WRITTEN TASK: Tally every line of the material that includes "customer", then give the tally and nothing else.

INFORMATION SHOWN:
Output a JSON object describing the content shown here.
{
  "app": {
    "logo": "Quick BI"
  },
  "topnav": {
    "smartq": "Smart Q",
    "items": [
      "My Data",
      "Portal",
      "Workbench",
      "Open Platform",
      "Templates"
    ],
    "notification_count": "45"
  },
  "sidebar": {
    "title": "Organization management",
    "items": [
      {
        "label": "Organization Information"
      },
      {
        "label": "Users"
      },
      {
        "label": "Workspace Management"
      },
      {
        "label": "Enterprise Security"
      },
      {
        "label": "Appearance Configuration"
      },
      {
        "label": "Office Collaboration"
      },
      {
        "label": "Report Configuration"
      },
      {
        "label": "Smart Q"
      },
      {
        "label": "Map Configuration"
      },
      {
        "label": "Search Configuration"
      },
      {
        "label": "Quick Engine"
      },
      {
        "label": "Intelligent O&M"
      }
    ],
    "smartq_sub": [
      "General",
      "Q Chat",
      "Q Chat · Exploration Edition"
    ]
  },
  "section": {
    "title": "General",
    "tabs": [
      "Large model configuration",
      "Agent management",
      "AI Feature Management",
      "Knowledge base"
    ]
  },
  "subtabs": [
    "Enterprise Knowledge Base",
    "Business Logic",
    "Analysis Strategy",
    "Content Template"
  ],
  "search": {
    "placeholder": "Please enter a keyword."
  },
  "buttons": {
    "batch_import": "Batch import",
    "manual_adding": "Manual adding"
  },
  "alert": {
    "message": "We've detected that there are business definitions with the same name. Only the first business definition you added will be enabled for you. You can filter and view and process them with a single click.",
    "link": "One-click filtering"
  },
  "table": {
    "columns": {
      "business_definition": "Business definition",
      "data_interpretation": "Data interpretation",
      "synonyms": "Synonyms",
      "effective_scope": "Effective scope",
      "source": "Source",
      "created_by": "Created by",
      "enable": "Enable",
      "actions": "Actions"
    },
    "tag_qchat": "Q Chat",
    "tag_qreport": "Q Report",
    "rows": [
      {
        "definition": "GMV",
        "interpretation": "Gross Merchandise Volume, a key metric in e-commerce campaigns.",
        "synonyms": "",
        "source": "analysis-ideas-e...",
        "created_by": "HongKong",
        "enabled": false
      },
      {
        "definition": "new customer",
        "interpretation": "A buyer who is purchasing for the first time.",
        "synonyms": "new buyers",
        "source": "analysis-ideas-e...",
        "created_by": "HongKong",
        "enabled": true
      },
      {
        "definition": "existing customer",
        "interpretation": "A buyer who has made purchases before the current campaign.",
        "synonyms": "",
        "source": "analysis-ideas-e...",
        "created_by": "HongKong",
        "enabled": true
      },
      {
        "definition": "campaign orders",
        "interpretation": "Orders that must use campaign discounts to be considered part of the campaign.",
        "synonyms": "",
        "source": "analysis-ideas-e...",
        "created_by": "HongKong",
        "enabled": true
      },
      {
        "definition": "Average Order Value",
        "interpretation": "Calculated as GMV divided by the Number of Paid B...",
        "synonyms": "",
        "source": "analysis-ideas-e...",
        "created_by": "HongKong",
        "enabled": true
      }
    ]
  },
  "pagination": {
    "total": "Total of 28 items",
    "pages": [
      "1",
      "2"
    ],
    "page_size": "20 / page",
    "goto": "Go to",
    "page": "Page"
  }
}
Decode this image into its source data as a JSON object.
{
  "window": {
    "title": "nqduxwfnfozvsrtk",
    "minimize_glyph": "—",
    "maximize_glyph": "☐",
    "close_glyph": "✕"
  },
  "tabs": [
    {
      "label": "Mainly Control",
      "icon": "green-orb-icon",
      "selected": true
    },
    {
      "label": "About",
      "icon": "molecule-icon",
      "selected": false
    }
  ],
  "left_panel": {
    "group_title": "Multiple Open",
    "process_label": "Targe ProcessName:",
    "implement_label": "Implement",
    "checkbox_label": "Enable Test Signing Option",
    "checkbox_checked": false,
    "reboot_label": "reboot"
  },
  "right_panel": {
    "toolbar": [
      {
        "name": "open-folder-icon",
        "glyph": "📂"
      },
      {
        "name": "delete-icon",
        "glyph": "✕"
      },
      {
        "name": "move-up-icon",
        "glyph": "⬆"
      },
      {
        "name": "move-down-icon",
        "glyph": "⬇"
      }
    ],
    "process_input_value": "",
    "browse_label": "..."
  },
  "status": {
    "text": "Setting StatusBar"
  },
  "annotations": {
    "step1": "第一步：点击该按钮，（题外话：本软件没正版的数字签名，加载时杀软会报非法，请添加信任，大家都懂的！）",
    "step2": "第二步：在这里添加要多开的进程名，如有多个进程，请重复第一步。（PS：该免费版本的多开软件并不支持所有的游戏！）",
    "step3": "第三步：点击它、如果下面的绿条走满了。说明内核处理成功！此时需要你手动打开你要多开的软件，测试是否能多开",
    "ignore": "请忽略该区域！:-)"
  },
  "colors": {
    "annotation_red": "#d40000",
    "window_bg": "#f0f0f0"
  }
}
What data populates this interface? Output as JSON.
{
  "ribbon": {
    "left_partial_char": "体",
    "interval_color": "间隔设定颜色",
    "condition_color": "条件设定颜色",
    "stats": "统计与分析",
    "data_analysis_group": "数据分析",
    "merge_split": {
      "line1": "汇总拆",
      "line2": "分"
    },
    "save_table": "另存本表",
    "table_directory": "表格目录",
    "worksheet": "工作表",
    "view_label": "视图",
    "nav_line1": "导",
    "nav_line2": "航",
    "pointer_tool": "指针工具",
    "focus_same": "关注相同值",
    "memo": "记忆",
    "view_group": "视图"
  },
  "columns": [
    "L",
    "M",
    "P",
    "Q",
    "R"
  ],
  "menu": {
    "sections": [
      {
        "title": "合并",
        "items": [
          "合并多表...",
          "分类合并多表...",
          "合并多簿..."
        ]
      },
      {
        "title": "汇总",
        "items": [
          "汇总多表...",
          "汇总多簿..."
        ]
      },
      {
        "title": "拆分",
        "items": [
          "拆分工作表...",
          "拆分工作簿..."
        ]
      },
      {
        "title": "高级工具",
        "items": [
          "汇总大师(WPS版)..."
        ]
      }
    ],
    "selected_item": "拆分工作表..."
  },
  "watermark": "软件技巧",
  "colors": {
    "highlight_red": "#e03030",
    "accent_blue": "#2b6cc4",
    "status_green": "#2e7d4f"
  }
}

SOLUTION: 2